--- start ---
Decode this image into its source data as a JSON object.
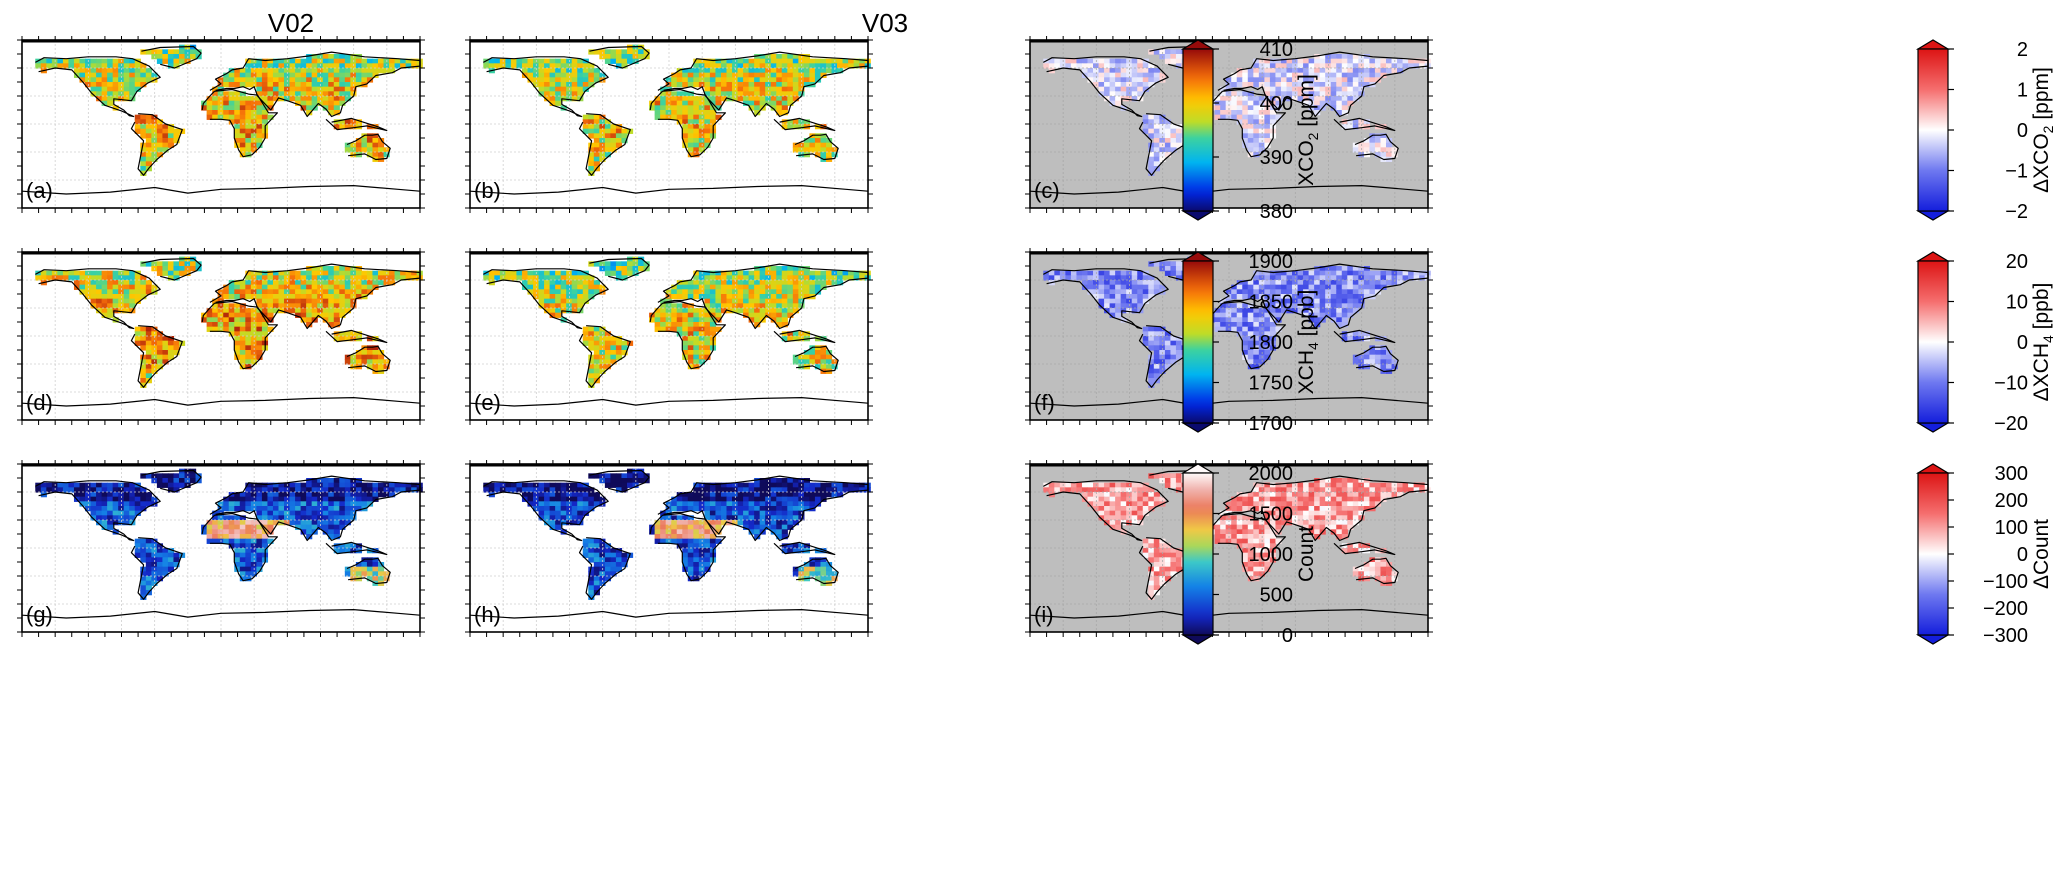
{
  "figure": {
    "columns": [
      {
        "title": "V02"
      },
      {
        "title": "V03"
      },
      {
        "title": ""
      }
    ],
    "rows": [
      {
        "colorbar_left": {
          "label": "XCO",
          "sub": "2",
          "unit": " [ppm]",
          "ticks": [
            "410",
            "400",
            "390",
            "380"
          ],
          "colormap": "jet"
        },
        "colorbar_right": {
          "label": "ΔXCO",
          "sub": "2",
          "unit": " [ppm]",
          "ticks": [
            "2",
            "1",
            "0",
            "−1",
            "−2"
          ],
          "colormap": "bwr"
        }
      },
      {
        "colorbar_left": {
          "label": "XCH",
          "sub": "4",
          "unit": " [ppb]",
          "ticks": [
            "1900",
            "1850",
            "1800",
            "1750",
            "1700"
          ],
          "colormap": "jet"
        },
        "colorbar_right": {
          "label": "ΔXCH",
          "sub": "4",
          "unit": " [ppb]",
          "ticks": [
            "20",
            "10",
            "0",
            "−10",
            "−20"
          ],
          "colormap": "bwr"
        }
      },
      {
        "colorbar_left": {
          "label": "Count",
          "sub": "",
          "unit": "",
          "ticks": [
            "2000",
            "1500",
            "1000",
            "500",
            "0"
          ],
          "colormap": "count"
        },
        "colorbar_right": {
          "label": "ΔCount",
          "sub": "",
          "unit": "",
          "ticks": [
            "300",
            "200",
            "100",
            "0",
            "−100",
            "−200",
            "−300"
          ],
          "colormap": "bwr"
        }
      }
    ],
    "panels": [
      {
        "label": "(a)",
        "field": "XCO2",
        "version": "V02",
        "style": "jet",
        "background": "#ffffff",
        "level": 0.62
      },
      {
        "label": "(b)",
        "field": "XCO2",
        "version": "V03",
        "style": "jet",
        "background": "#ffffff",
        "level": 0.6
      },
      {
        "label": "(c)",
        "field": "ΔXCO2",
        "style": "diff",
        "background": "#bebebe",
        "level": 0.45
      },
      {
        "label": "(d)",
        "field": "XCH4",
        "version": "V02",
        "style": "jet",
        "background": "#ffffff",
        "level": 0.66
      },
      {
        "label": "(e)",
        "field": "XCH4",
        "version": "V03",
        "style": "jet",
        "background": "#ffffff",
        "level": 0.58
      },
      {
        "label": "(f)",
        "field": "ΔXCH4",
        "style": "diff",
        "background": "#bebebe",
        "level": 0.28
      },
      {
        "label": "(g)",
        "field": "Count",
        "version": "V02",
        "style": "count",
        "background": "#ffffff",
        "level": 0.22
      },
      {
        "label": "(h)",
        "field": "Count",
        "version": "V03",
        "style": "count",
        "background": "#ffffff",
        "level": 0.2
      },
      {
        "label": "(i)",
        "field": "ΔCount",
        "style": "diff",
        "background": "#bebebe",
        "level": 0.66
      }
    ],
    "colors": {
      "ocean": "#ffffff",
      "diff_background": "#bebebe",
      "coastline": "#000000"
    }
  },
  "chart_data": {
    "type": "heatmap",
    "description_of_fields": [
      "XCO2 [ppm]",
      "XCH4 [ppb]",
      "Count"
    ],
    "colorbars": [
      {
        "name": "XCO2",
        "range": [
          380,
          410
        ],
        "ticks": [
          380,
          390,
          400,
          410
        ]
      },
      {
        "name": "ΔXCO2",
        "range": [
          -2,
          2
        ],
        "ticks": [
          -2,
          -1,
          0,
          1,
          2
        ]
      },
      {
        "name": "XCH4",
        "range": [
          1700,
          1900
        ],
        "ticks": [
          1700,
          1750,
          1800,
          1850,
          1900
        ]
      },
      {
        "name": "ΔXCH4",
        "range": [
          -20,
          20
        ],
        "ticks": [
          -20,
          -10,
          0,
          10,
          20
        ]
      },
      {
        "name": "Count",
        "range": [
          0,
          2000
        ],
        "ticks": [
          0,
          500,
          1000,
          1500,
          2000
        ]
      },
      {
        "name": "ΔCount",
        "range": [
          -300,
          300
        ],
        "ticks": [
          -300,
          -200,
          -100,
          0,
          100,
          200,
          300
        ]
      }
    ],
    "grid": true
  }
}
--- end ---
### WRITTEN EXERCISE:
The records above need to be restated word for word, with the pictures left out.

### EXERCISE OUTPUT:
Decode this image into its source data as a JSON object.
{
  "figure": {
    "columns": [
      {
        "title": "V02"
      },
      {
        "title": "V03"
      },
      {
        "title": ""
      }
    ],
    "rows": [
      {
        "colorbar_left": {
          "label": "XCO",
          "sub": "2",
          "unit": " [ppm]",
          "ticks": [
            "410",
            "400",
            "390",
            "380"
          ],
          "colormap": "jet"
        },
        "colorbar_right": {
          "label": "ΔXCO",
          "sub": "2",
          "unit": " [ppm]",
          "ticks": [
            "2",
            "1",
            "0",
            "−1",
            "−2"
          ],
          "colormap": "bwr"
        }
      },
      {
        "colorbar_left": {
          "label": "XCH",
          "sub": "4",
          "unit": " [ppb]",
          "ticks": [
            "1900",
            "1850",
            "1800",
            "1750",
            "1700"
          ],
          "colormap": "jet"
        },
        "colorbar_right": {
          "label": "ΔXCH",
          "sub": "4",
          "unit": " [ppb]",
          "ticks": [
            "20",
            "10",
            "0",
            "−10",
            "−20"
          ],
          "colormap": "bwr"
        }
      },
      {
        "colorbar_left": {
          "label": "Count",
          "sub": "",
          "unit": "",
          "ticks": [
            "2000",
            "1500",
            "1000",
            "500",
            "0"
          ],
          "colormap": "count"
        },
        "colorbar_right": {
          "label": "ΔCount",
          "sub": "",
          "unit": "",
          "ticks": [
            "300",
            "200",
            "100",
            "0",
            "−100",
            "−200",
            "−300"
          ],
          "colormap": "bwr"
        }
      }
    ],
    "panels": [
      {
        "label": "(a)",
        "field": "XCO2",
        "version": "V02",
        "style": "jet",
        "background": "#ffffff",
        "level": 0.62
      },
      {
        "label": "(b)",
        "field": "XCO2",
        "version": "V03",
        "style": "jet",
        "background": "#ffffff",
        "level": 0.6
      },
      {
        "label": "(c)",
        "field": "ΔXCO2",
        "style": "diff",
        "background": "#bebebe",
        "level": 0.45
      },
      {
        "label": "(d)",
        "field": "XCH4",
        "version": "V02",
        "style": "jet",
        "background": "#ffffff",
        "level": 0.66
      },
      {
        "label": "(e)",
        "field": "XCH4",
        "version": "V03",
        "style": "jet",
        "background": "#ffffff",
        "level": 0.58
      },
      {
        "label": "(f)",
        "field": "ΔXCH4",
        "style": "diff",
        "background": "#bebebe",
        "level": 0.28
      },
      {
        "label": "(g)",
        "field": "Count",
        "version": "V02",
        "style": "count",
        "background": "#ffffff",
        "level": 0.22
      },
      {
        "label": "(h)",
        "field": "Count",
        "version": "V03",
        "style": "count",
        "background": "#ffffff",
        "level": 0.2
      },
      {
        "label": "(i)",
        "field": "ΔCount",
        "style": "diff",
        "background": "#bebebe",
        "level": 0.66
      }
    ],
    "colors": {
      "ocean": "#ffffff",
      "diff_background": "#bebebe",
      "coastline": "#000000"
    }
  },
  "chart_data": {
    "type": "heatmap",
    "description_of_fields": [
      "XCO2 [ppm]",
      "XCH4 [ppb]",
      "Count"
    ],
    "colorbars": [
      {
        "name": "XCO2",
        "range": [
          380,
          410
        ],
        "ticks": [
          380,
          390,
          400,
          410
        ]
      },
      {
        "name": "ΔXCO2",
        "range": [
          -2,
          2
        ],
        "ticks": [
          -2,
          -1,
          0,
          1,
          2
        ]
      },
      {
        "name": "XCH4",
        "range": [
          1700,
          1900
        ],
        "ticks": [
          1700,
          1750,
          1800,
          1850,
          1900
        ]
      },
      {
        "name": "ΔXCH4",
        "range": [
          -20,
          20
        ],
        "ticks": [
          -20,
          -10,
          0,
          10,
          20
        ]
      },
      {
        "name": "Count",
        "range": [
          0,
          2000
        ],
        "ticks": [
          0,
          500,
          1000,
          1500,
          2000
        ]
      },
      {
        "name": "ΔCount",
        "range": [
          -300,
          300
        ],
        "ticks": [
          -300,
          -200,
          -100,
          0,
          100,
          200,
          300
        ]
      }
    ],
    "grid": true
  }
}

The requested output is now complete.